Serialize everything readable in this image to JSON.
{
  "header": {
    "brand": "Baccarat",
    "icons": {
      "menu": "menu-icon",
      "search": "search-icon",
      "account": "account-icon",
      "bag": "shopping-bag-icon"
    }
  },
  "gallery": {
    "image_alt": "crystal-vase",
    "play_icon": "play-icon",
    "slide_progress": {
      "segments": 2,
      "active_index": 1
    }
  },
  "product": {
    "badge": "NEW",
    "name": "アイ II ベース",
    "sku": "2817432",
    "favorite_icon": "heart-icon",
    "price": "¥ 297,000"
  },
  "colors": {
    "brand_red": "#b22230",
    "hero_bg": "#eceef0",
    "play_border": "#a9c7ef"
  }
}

◆ What is asked:
Repeat each record exactly, leaving nothing out.

◆ Complete response:
Serialize everything readable in this image to JSON.
{
  "header": {
    "brand": "Baccarat",
    "icons": {
      "menu": "menu-icon",
      "search": "search-icon",
      "account": "account-icon",
      "bag": "shopping-bag-icon"
    }
  },
  "gallery": {
    "image_alt": "crystal-vase",
    "play_icon": "play-icon",
    "slide_progress": {
      "segments": 2,
      "active_index": 1
    }
  },
  "product": {
    "badge": "NEW",
    "name": "アイ II ベース",
    "sku": "2817432",
    "favorite_icon": "heart-icon",
    "price": "¥ 297,000"
  },
  "colors": {
    "brand_red": "#b22230",
    "hero_bg": "#eceef0",
    "play_border": "#a9c7ef"
  }
}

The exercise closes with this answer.